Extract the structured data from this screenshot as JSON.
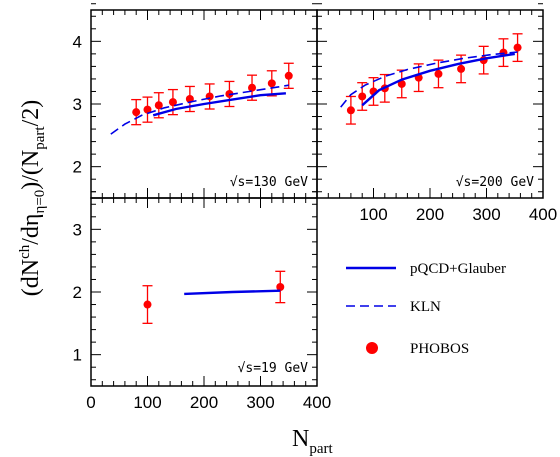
{
  "colors": {
    "theory": "#0000e6",
    "data": "#ff0000",
    "axes": "#000000"
  },
  "axis_titles": {
    "x_main": "N",
    "x_sub": "part",
    "y_part1": "(dN",
    "y_sup1": "ch",
    "y_part2": "/dη",
    "y_sub2": "η=0",
    "y_part3": ")/(N",
    "y_sub3": "part",
    "y_part4": "/2)"
  },
  "legend": {
    "glauber": "pQCD+Glauber",
    "kln": "KLN",
    "phobos": "PHOBOS"
  },
  "chart_data": [
    {
      "type": "scatter",
      "panel": "top-left",
      "energy_label": "√s=130 GeV",
      "xlim": [
        0,
        400
      ],
      "ylim": [
        1.5,
        4.5
      ],
      "x_ticks": [],
      "y_ticks": [
        "2",
        "3",
        "4"
      ],
      "series": [
        {
          "name": "PHOBOS",
          "kind": "points",
          "x": [
            80,
            100,
            120,
            145,
            175,
            210,
            245,
            285,
            320,
            350
          ],
          "y": [
            2.87,
            2.91,
            2.98,
            3.03,
            3.08,
            3.12,
            3.16,
            3.26,
            3.33,
            3.45
          ],
          "err": [
            0.2,
            0.2,
            0.2,
            0.2,
            0.2,
            0.2,
            0.2,
            0.2,
            0.2,
            0.2
          ]
        },
        {
          "name": "pQCD+Glauber",
          "kind": "solid",
          "x": [
            110,
            150,
            200,
            250,
            300,
            345
          ],
          "y": [
            2.82,
            2.92,
            3.0,
            3.07,
            3.14,
            3.17
          ]
        },
        {
          "name": "KLN",
          "kind": "dashed",
          "x": [
            35,
            60,
            90,
            130,
            180,
            230,
            280,
            330,
            350
          ],
          "y": [
            2.52,
            2.68,
            2.82,
            2.94,
            3.04,
            3.13,
            3.2,
            3.27,
            3.3
          ]
        }
      ]
    },
    {
      "type": "scatter",
      "panel": "top-right",
      "energy_label": "√s=200 GeV",
      "xlim": [
        0,
        400
      ],
      "ylim": [
        1.5,
        4.5
      ],
      "x_ticks": [
        "100",
        "200",
        "300",
        "400"
      ],
      "y_ticks": [],
      "series": [
        {
          "name": "PHOBOS",
          "kind": "points",
          "x": [
            60,
            80,
            100,
            120,
            150,
            180,
            215,
            255,
            295,
            330,
            355
          ],
          "y": [
            2.9,
            3.12,
            3.2,
            3.25,
            3.32,
            3.42,
            3.48,
            3.56,
            3.7,
            3.82,
            3.9
          ],
          "err": [
            0.22,
            0.22,
            0.22,
            0.22,
            0.22,
            0.22,
            0.22,
            0.22,
            0.22,
            0.22,
            0.22
          ]
        },
        {
          "name": "pQCD+Glauber",
          "kind": "solid",
          "x": [
            80,
            110,
            150,
            200,
            250,
            300,
            350
          ],
          "y": [
            2.98,
            3.22,
            3.39,
            3.53,
            3.64,
            3.73,
            3.8
          ]
        },
        {
          "name": "KLN",
          "kind": "dashed",
          "x": [
            42,
            60,
            85,
            120,
            160,
            210,
            260,
            310,
            355
          ],
          "y": [
            2.95,
            3.15,
            3.3,
            3.44,
            3.55,
            3.65,
            3.73,
            3.79,
            3.83
          ]
        }
      ]
    },
    {
      "type": "scatter",
      "panel": "bottom-left",
      "energy_label": "√s=19 GeV",
      "xlim": [
        0,
        400
      ],
      "ylim": [
        0.5,
        3.5
      ],
      "x_ticks": [
        "0",
        "100",
        "200",
        "300",
        "400"
      ],
      "y_ticks": [
        "1",
        "2",
        "3"
      ],
      "series": [
        {
          "name": "PHOBOS",
          "kind": "points",
          "x": [
            100,
            335
          ],
          "y": [
            1.8,
            2.08
          ],
          "err": [
            0.3,
            0.25
          ]
        },
        {
          "name": "pQCD+Glauber",
          "kind": "solid",
          "x": [
            165,
            250,
            335
          ],
          "y": [
            1.97,
            2.0,
            2.02
          ]
        }
      ]
    }
  ]
}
◆ ◆ ◆
=== DIRECTION ===
All the records need to be repeated exactly, with the images dropped.

=== SOLUTION FOR THIS EXERCISE ===
Extract the structured data from this screenshot as JSON.
{
  "colors": {
    "theory": "#0000e6",
    "data": "#ff0000",
    "axes": "#000000"
  },
  "axis_titles": {
    "x_main": "N",
    "x_sub": "part",
    "y_part1": "(dN",
    "y_sup1": "ch",
    "y_part2": "/dη",
    "y_sub2": "η=0",
    "y_part3": ")/(N",
    "y_sub3": "part",
    "y_part4": "/2)"
  },
  "legend": {
    "glauber": "pQCD+Glauber",
    "kln": "KLN",
    "phobos": "PHOBOS"
  },
  "chart_data": [
    {
      "type": "scatter",
      "panel": "top-left",
      "energy_label": "√s=130 GeV",
      "xlim": [
        0,
        400
      ],
      "ylim": [
        1.5,
        4.5
      ],
      "x_ticks": [],
      "y_ticks": [
        "2",
        "3",
        "4"
      ],
      "series": [
        {
          "name": "PHOBOS",
          "kind": "points",
          "x": [
            80,
            100,
            120,
            145,
            175,
            210,
            245,
            285,
            320,
            350
          ],
          "y": [
            2.87,
            2.91,
            2.98,
            3.03,
            3.08,
            3.12,
            3.16,
            3.26,
            3.33,
            3.45
          ],
          "err": [
            0.2,
            0.2,
            0.2,
            0.2,
            0.2,
            0.2,
            0.2,
            0.2,
            0.2,
            0.2
          ]
        },
        {
          "name": "pQCD+Glauber",
          "kind": "solid",
          "x": [
            110,
            150,
            200,
            250,
            300,
            345
          ],
          "y": [
            2.82,
            2.92,
            3.0,
            3.07,
            3.14,
            3.17
          ]
        },
        {
          "name": "KLN",
          "kind": "dashed",
          "x": [
            35,
            60,
            90,
            130,
            180,
            230,
            280,
            330,
            350
          ],
          "y": [
            2.52,
            2.68,
            2.82,
            2.94,
            3.04,
            3.13,
            3.2,
            3.27,
            3.3
          ]
        }
      ]
    },
    {
      "type": "scatter",
      "panel": "top-right",
      "energy_label": "√s=200 GeV",
      "xlim": [
        0,
        400
      ],
      "ylim": [
        1.5,
        4.5
      ],
      "x_ticks": [
        "100",
        "200",
        "300",
        "400"
      ],
      "y_ticks": [],
      "series": [
        {
          "name": "PHOBOS",
          "kind": "points",
          "x": [
            60,
            80,
            100,
            120,
            150,
            180,
            215,
            255,
            295,
            330,
            355
          ],
          "y": [
            2.9,
            3.12,
            3.2,
            3.25,
            3.32,
            3.42,
            3.48,
            3.56,
            3.7,
            3.82,
            3.9
          ],
          "err": [
            0.22,
            0.22,
            0.22,
            0.22,
            0.22,
            0.22,
            0.22,
            0.22,
            0.22,
            0.22,
            0.22
          ]
        },
        {
          "name": "pQCD+Glauber",
          "kind": "solid",
          "x": [
            80,
            110,
            150,
            200,
            250,
            300,
            350
          ],
          "y": [
            2.98,
            3.22,
            3.39,
            3.53,
            3.64,
            3.73,
            3.8
          ]
        },
        {
          "name": "KLN",
          "kind": "dashed",
          "x": [
            42,
            60,
            85,
            120,
            160,
            210,
            260,
            310,
            355
          ],
          "y": [
            2.95,
            3.15,
            3.3,
            3.44,
            3.55,
            3.65,
            3.73,
            3.79,
            3.83
          ]
        }
      ]
    },
    {
      "type": "scatter",
      "panel": "bottom-left",
      "energy_label": "√s=19 GeV",
      "xlim": [
        0,
        400
      ],
      "ylim": [
        0.5,
        3.5
      ],
      "x_ticks": [
        "0",
        "100",
        "200",
        "300",
        "400"
      ],
      "y_ticks": [
        "1",
        "2",
        "3"
      ],
      "series": [
        {
          "name": "PHOBOS",
          "kind": "points",
          "x": [
            100,
            335
          ],
          "y": [
            1.8,
            2.08
          ],
          "err": [
            0.3,
            0.25
          ]
        },
        {
          "name": "pQCD+Glauber",
          "kind": "solid",
          "x": [
            165,
            250,
            335
          ],
          "y": [
            1.97,
            2.0,
            2.02
          ]
        }
      ]
    }
  ]
}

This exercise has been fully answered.